> _Document passage_:
Diverse Technologies Aim to Make the Leap from Lab to Market

The challenge of conversion of biomass – particularly lignocellulosic biomass and agricultural waste – into chemicals, materials and fuels is being approached in multiple directions and a slew of technologies are now being developed, tested and deployed in semicommercial or pilot stage. The range includes gasification, pyrolysis and fermentation, amongst others, and many involve tinkering with genes of bacteria, yeast and fungi, to produce metabolic pathways that can then go about turning cellulosc sugars and starches into chemicals or fuels.

Not all of these technologies – and not all of the companies – will make it to the finish line, failing at the vulnerable stage of scale-up from a bright idea in a laboratory or a pilot plant, to a commercial project with the right techno- economics. Many will not find the traction required to convert an idea in a garage to a sound business model that can sustain ups and downs.

But, as the following sections show, a host of ideas are emerging – many from Universities and research institutes – and have managed to attract the first few tranches of investments to prove concepts.

Bringing back the old

HCL Cleantech (USA), a California- based company founded just four years ago, is investing in reinventing a 70-year old idea, first developed in Germany around the Second World War for treating cellulosic biomass with hydrochloric acid (HCl). The process, as it then stood, was costly due to the extensive use of water to recover and dispose the acid.

> _Data listing_:
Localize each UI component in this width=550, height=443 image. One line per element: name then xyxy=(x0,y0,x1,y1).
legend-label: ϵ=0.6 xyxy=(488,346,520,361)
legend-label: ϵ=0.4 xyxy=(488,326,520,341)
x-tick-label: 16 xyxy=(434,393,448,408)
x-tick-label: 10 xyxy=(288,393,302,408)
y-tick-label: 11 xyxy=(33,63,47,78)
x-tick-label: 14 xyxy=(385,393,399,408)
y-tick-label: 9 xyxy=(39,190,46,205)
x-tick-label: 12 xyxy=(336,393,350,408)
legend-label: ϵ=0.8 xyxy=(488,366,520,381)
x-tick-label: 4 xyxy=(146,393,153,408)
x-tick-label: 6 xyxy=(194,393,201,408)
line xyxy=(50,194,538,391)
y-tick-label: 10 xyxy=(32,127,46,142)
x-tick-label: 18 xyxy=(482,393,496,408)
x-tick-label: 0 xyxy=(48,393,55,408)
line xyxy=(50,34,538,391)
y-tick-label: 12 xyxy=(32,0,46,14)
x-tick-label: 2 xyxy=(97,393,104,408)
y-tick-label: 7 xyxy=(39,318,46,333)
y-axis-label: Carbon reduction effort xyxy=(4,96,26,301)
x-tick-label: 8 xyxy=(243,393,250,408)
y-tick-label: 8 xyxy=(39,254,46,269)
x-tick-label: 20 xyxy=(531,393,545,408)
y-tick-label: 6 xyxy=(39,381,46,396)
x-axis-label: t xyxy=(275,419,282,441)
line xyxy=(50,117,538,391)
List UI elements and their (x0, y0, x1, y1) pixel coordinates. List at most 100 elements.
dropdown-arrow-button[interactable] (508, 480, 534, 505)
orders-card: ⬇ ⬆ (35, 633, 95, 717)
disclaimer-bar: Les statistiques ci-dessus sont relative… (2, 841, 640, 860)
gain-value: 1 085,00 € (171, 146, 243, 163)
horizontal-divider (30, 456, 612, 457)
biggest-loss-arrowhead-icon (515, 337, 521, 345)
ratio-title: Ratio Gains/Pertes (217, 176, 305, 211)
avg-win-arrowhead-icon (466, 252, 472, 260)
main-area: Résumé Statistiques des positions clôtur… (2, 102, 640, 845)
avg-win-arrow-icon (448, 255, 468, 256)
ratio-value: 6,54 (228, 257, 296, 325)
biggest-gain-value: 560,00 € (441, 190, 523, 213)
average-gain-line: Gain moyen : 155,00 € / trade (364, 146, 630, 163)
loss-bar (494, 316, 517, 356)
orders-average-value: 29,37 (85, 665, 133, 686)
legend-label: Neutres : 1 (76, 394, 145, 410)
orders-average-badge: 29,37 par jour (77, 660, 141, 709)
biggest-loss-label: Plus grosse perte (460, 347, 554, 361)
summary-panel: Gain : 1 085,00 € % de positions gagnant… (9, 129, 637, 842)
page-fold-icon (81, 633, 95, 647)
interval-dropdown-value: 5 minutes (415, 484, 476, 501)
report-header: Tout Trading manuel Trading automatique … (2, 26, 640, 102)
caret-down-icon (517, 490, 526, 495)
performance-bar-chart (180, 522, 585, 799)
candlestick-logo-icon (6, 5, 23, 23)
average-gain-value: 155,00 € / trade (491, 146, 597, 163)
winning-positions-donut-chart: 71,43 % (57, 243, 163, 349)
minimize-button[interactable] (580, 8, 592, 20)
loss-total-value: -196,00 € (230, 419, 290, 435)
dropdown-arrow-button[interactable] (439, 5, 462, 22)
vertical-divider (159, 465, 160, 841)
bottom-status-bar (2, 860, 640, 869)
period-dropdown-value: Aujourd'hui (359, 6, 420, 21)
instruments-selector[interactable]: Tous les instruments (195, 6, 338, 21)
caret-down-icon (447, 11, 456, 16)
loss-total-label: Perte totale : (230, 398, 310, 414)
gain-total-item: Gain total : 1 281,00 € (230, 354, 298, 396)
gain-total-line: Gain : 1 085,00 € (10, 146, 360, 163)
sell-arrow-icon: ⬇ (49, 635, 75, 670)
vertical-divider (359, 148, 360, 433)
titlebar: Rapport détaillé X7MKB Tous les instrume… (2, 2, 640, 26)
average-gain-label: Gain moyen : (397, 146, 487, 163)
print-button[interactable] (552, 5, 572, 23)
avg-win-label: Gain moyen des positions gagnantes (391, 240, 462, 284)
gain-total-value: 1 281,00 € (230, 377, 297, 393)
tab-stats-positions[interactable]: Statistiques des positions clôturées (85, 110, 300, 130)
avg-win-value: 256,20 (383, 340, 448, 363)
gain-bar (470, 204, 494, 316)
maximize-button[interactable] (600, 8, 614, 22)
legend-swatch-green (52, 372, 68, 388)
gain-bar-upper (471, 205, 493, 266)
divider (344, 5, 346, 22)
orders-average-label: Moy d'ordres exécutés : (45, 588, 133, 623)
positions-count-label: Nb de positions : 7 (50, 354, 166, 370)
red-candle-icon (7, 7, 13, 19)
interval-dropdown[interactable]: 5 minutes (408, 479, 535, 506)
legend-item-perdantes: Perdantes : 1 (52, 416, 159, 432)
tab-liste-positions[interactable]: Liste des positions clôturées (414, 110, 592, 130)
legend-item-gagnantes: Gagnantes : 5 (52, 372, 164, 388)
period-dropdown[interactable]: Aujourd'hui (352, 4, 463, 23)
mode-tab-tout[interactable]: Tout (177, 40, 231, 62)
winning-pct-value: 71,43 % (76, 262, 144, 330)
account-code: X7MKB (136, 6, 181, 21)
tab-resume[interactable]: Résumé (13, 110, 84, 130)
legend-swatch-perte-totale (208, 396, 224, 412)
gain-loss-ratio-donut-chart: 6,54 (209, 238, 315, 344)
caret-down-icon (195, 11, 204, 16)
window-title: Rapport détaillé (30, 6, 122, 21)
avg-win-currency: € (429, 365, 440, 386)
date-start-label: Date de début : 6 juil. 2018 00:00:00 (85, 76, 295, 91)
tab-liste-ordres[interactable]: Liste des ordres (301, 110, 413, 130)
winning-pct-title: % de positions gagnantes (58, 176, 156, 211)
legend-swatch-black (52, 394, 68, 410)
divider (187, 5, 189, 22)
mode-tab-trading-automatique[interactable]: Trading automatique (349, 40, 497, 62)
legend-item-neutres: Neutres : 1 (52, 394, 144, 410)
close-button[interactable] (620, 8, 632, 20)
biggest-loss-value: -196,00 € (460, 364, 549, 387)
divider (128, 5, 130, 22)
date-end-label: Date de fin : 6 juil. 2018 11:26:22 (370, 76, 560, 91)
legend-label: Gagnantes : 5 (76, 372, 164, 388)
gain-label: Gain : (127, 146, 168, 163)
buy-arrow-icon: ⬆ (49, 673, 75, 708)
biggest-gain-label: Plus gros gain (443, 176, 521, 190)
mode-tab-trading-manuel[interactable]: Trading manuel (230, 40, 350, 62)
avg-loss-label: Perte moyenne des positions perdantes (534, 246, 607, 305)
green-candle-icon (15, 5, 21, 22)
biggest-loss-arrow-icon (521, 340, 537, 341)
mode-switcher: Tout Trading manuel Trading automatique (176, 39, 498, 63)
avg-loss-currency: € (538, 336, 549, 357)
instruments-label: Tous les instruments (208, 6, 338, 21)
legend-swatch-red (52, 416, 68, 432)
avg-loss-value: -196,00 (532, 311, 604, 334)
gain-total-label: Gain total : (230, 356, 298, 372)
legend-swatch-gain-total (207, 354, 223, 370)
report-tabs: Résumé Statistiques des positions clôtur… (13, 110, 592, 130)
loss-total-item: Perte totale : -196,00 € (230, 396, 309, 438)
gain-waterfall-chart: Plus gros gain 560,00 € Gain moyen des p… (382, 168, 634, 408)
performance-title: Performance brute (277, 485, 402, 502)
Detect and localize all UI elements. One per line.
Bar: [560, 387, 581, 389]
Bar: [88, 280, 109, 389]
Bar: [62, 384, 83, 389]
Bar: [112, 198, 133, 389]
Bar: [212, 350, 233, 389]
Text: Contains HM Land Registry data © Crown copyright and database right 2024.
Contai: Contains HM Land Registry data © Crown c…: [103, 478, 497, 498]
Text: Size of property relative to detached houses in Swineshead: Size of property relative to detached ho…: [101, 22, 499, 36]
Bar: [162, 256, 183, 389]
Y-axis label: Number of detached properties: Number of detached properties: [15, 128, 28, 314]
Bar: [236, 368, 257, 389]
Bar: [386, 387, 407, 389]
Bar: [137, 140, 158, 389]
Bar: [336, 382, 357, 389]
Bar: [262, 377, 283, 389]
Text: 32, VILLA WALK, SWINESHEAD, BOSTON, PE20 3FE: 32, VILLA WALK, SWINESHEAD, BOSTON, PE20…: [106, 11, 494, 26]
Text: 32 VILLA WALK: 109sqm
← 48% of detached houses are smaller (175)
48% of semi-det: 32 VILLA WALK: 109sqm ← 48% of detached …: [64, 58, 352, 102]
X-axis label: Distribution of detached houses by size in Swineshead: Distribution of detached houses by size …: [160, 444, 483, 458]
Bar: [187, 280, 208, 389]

> _Problem 1_: Could you rewrite the biomass conversion text starting with "Not all of these" and going on through "to prove concepts.", putting "basement" in place of "garage"?
> _Problem 2_: According to the biomass conversion text, what made the original hydrochloric acid process costly?
The records come from a separate source, unrelated to the biomass conversion text.

> _Reply 1_:
Not all of these technologies – and not all of the companies – will make it to the finish line, failing at the vulnerable stage of scale-up from a bright idea in a laboratory or a pilot plant, to a commercial project with the right techno- economics. Many will not find the traction required to convert an idea in a basement to a sound business model that can sustain ups and downs.

But, as the following sections show, a host of ideas are emerging – many from Universities and research institutes – and have managed to attract the first few tranches of investments to prove concepts.

> _Reply 2_: The extensive use of water to recover and dispose the acid.